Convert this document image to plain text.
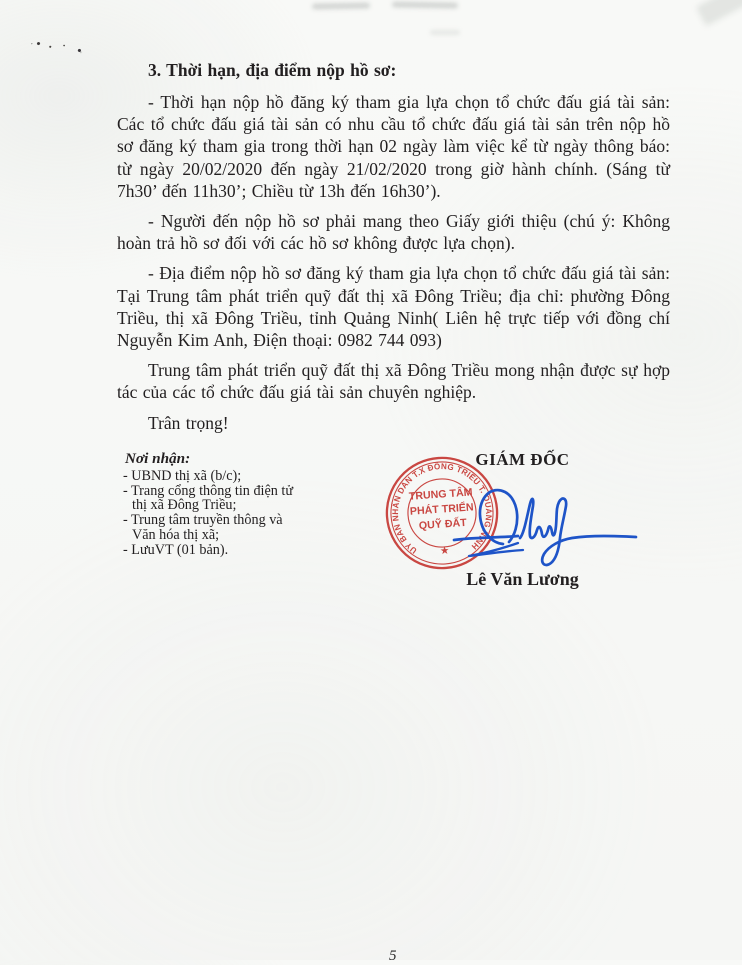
3. Thời hạn, địa điểm nộp hồ sơ:

- Thời hạn nộp hồ đăng ký tham gia lựa chọn tổ chức đấu giá tài sản: Các tổ chức đấu giá tài sản có nhu cầu tổ chức đấu giá tài sản trên nộp hồ sơ đăng ký tham gia trong thời hạn 02 ngày làm việc kể từ ngày thông báo: từ ngày 20/02/2020 đến ngày 21/02/2020 trong giờ hành chính. (Sáng từ 7h30’ đến 11h30’; Chiều từ 13h đến 16h30’).

- Người đến nộp hồ sơ phải mang theo Giấy giới thiệu (chú ý: Không hoàn trả hồ sơ đối với các hồ sơ không được lựa chọn).

- Địa điểm nộp hồ sơ đăng ký tham gia lựa chọn tổ chức đấu giá tài sản: Tại Trung tâm phát triển quỹ đất thị xã Đông Triều; địa chỉ: phường Đông Triều, thị xã Đông Triều, tỉnh Quảng Ninh( Liên hệ trực tiếp với đồng chí Nguyễn Kim Anh, Điện thoại: 0982 744 093)

Trung tâm phát triển quỹ đất thị xã Đông Triều mong nhận được sự hợp tác của các tổ chức đấu giá tài sản chuyên nghiệp.

Trân trọng!

Nơi nhận:
- UBND thị xã (b/c);
- Trang cổng thông tin điện tử
thị xã Đông Triều;
- Trung tâm truyền thông và
Văn hóa thị xã;
- LưuVT (01 bản).
GIÁM ĐỐC
ỦY BAN NHÂN DÂN T.X ĐÔNG TRIỀU T. QUẢNG NINH
TRUNG TÂM
PHÁT TRIỂN
QUỸ ĐẤT
★
Lê Văn Lương
5
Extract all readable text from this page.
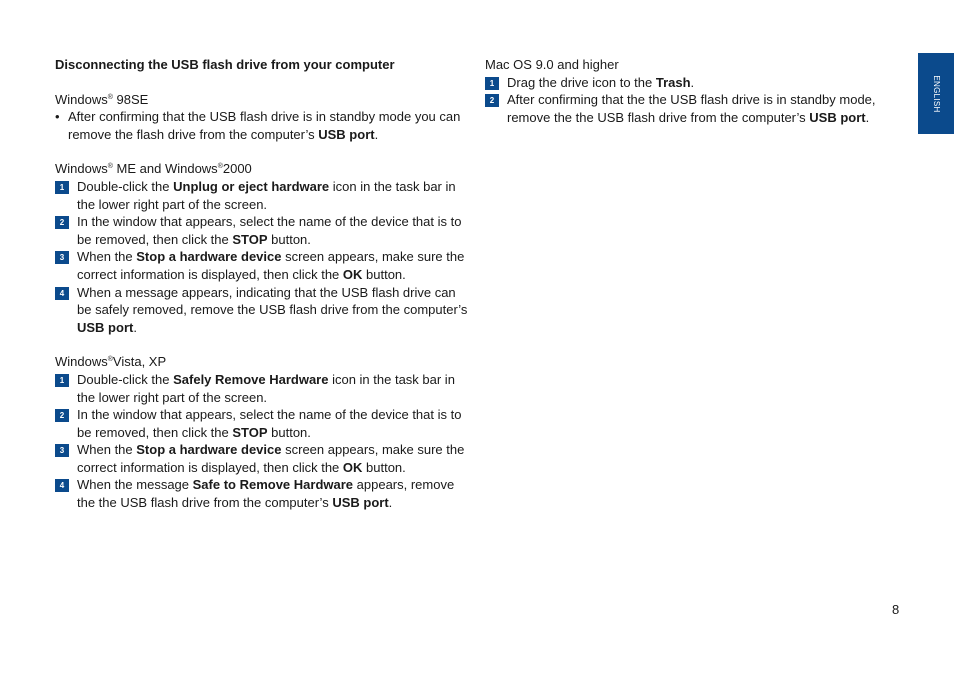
Disconnecting the USB flash drive from your computer

Windows® 98SE

• After confirming that the USB flash drive is in standby mode you can remove the flash drive from the computer’s USB port.

Windows® ME and Windows®2000

1 Double-click the Unplug or eject hardware icon in the task bar in the lower right part of the screen.
2 In the window that appears, select the name of the device that is to be removed, then click the STOP button.
3 When the Stop a hardware device screen appears, make sure the correct information is displayed, then click the OK button.
4 When a message appears, indicating that the USB flash drive can be safely removed, remove the USB flash drive from the computer’s USB port.

Windows®Vista, XP

1 Double-click the Safely Remove Hardware icon in the task bar in the lower right part of the screen.
2 In the window that appears, select the name of the device that is to be removed, then click the STOP button.
3 When the Stop a hardware device screen appears, make sure the correct information is displayed, then click the OK button.
4 When the message Safe to Remove Hardware appears, remove the the USB flash drive from the computer’s USB port.

Mac OS 9.0 and higher

1 Drag the drive icon to the Trash.
2 After confirming that the the USB flash drive is in standby mode, remove the the USB flash drive from the computer’s USB port.
ENGLISH
8
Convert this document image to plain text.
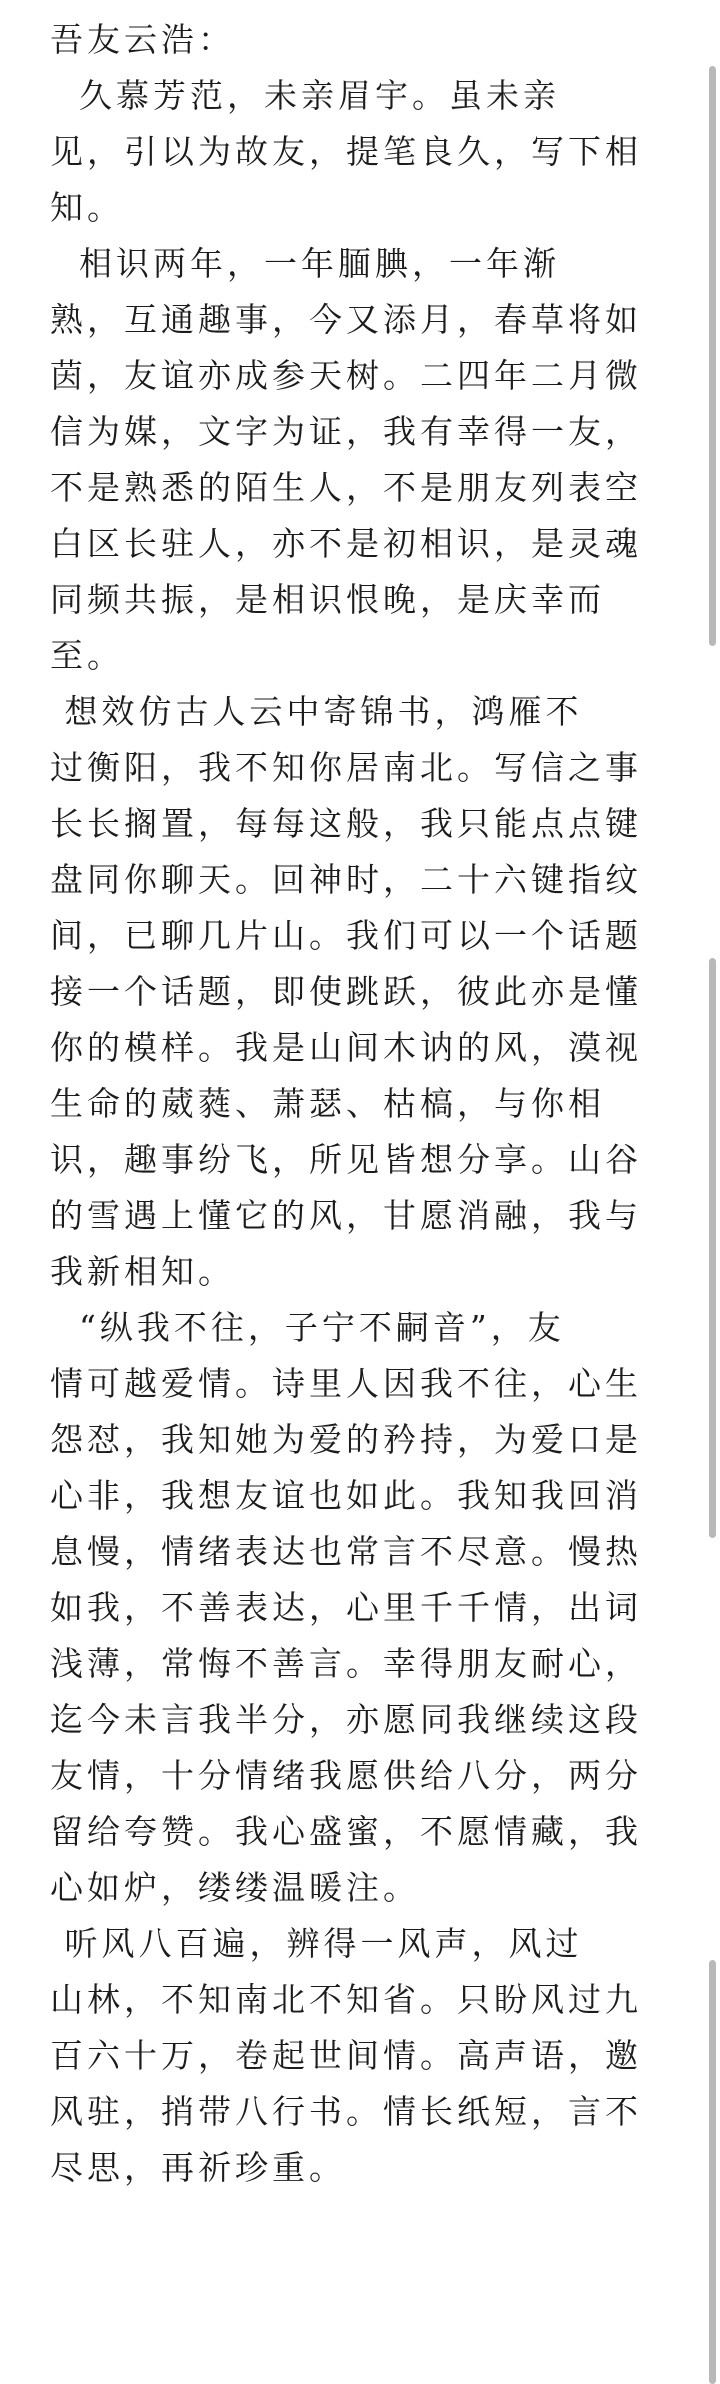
吾友云浩：

久慕芳范，未亲眉宇。虽未亲
见，引以为故友，提笔良久，写下相
知。
相识两年，一年腼腆，一年渐
熟，互通趣事，今又添月，春草将如
茵，友谊亦成参天树。二四年二月微
信为媒，文字为证，我有幸得一友，
不是熟悉的陌生人，不是朋友列表空
白区长驻人，亦不是初相识，是灵魂
同频共振，是相识恨晚，是庆幸而
至。
想效仿古人云中寄锦书，鸿雁不
过衡阳，我不知你居南北。写信之事
长长搁置，每每这般，我只能点点键
盘同你聊天。回神时，二十六键指纹
间，已聊几片山。我们可以一个话题
接一个话题，即使跳跃，彼此亦是懂
你的模样。我是山间木讷的风，漠视
生命的葳蕤、萧瑟、枯槁，与你相
识，趣事纷飞，所见皆想分享。山谷
的雪遇上懂它的风，甘愿消融，我与
我新相知。
“纵我不往，子宁不嗣音”，友
情可越爱情。诗里人因我不往，心生
怨怼，我知她为爱的矜持，为爱口是
心非，我想友谊也如此。我知我回消
息慢，情绪表达也常言不尽意。慢热
如我，不善表达，心里千千情，出词
浅薄，常悔不善言。幸得朋友耐心，
迄今未言我半分，亦愿同我继续这段
友情，十分情绪我愿供给八分，两分
留给夸赞。我心盛蜜，不愿情藏，我
心如炉，缕缕温暖注。
听风八百遍，辨得一风声，风过
山林，不知南北不知省。只盼风过九
百六十万，卷起世间情。高声语，邀
风驻，捎带八行书。情长纸短，言不
尽思，再祈珍重。
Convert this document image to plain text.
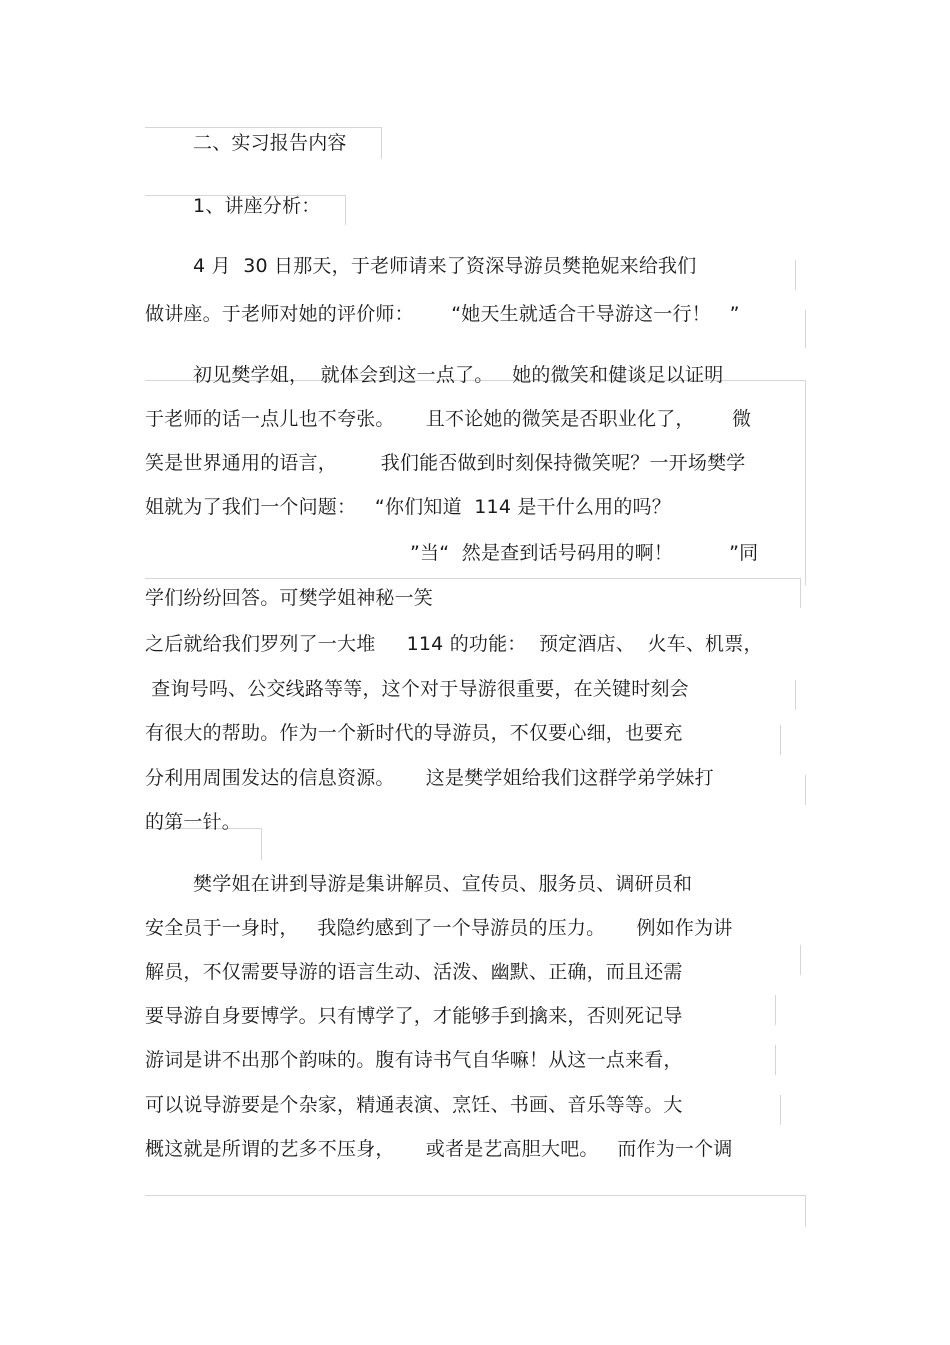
二、实习报告内容
1、讲座分析：
4 月  30 日那天，于老师请来了资深导游员樊艳妮来给我们
做讲座。于老师对她的评价师：      “她天生就适合干导游这一行！   ”
初见樊学姐，  就体会到这一点了。   她的微笑和健谈足以证明
于老师的话一点儿也不夸张。     且不论她的微笑是否职业化了，      微
笑是世界通用的语言，       我们能否做到时刻保持微笑呢？一开场樊学
姐就为了我们一个问题：   “你们知道  114 是干什么用的吗？
”当“  然是查到话号码用的啊！         ”同
学们纷纷回答。可樊学姐神秘一笑
之后就给我们罗列了一大堆     114 的功能：  预定酒店、  火车、机票，
查询号吗、公交线路等等，这个对于导游很重要，在关键时刻会
有很大的帮助。作为一个新时代的导游员，不仅要心细，也要充
分利用周围发达的信息资源。     这是樊学姐给我们这群学弟学妹打
的第一针。
樊学姐在讲到导游是集讲解员、宣传员、服务员、调研员和
安全员于一身时，   我隐约感到了一个导游员的压力。     例如作为讲
解员，不仅需要导游的语言生动、活泼、幽默、正确，而且还需
要导游自身要博学。只有博学了，才能够手到擒来，否则死记导
游词是讲不出那个韵味的。腹有诗书气自华嘛！从这一点来看，
可以说导游要是个杂家，精通表演、烹饪、书画、音乐等等。大
概这就是所谓的艺多不压身，     或者是艺高胆大吧。   而作为一个调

========================

Copy each line of the listing in which the word "from" can be found.

Extract all readable text from this page.
Disconnecting the USB flash drive from your computer
• After confirming that the USB flash drive is in standby mode you can remove the flash drive from the computer’s USB port.
4 When a message appears, indicating that the USB flash drive can be safely removed, remove the USB flash drive from the computer’s USB port.
4 When the message Safe to Remove Hardware appears, remove the the USB flash drive from the computer’s USB port.
2 After confirming that the the USB flash drive is in standby mode, remove the the USB flash drive from the computer’s USB port.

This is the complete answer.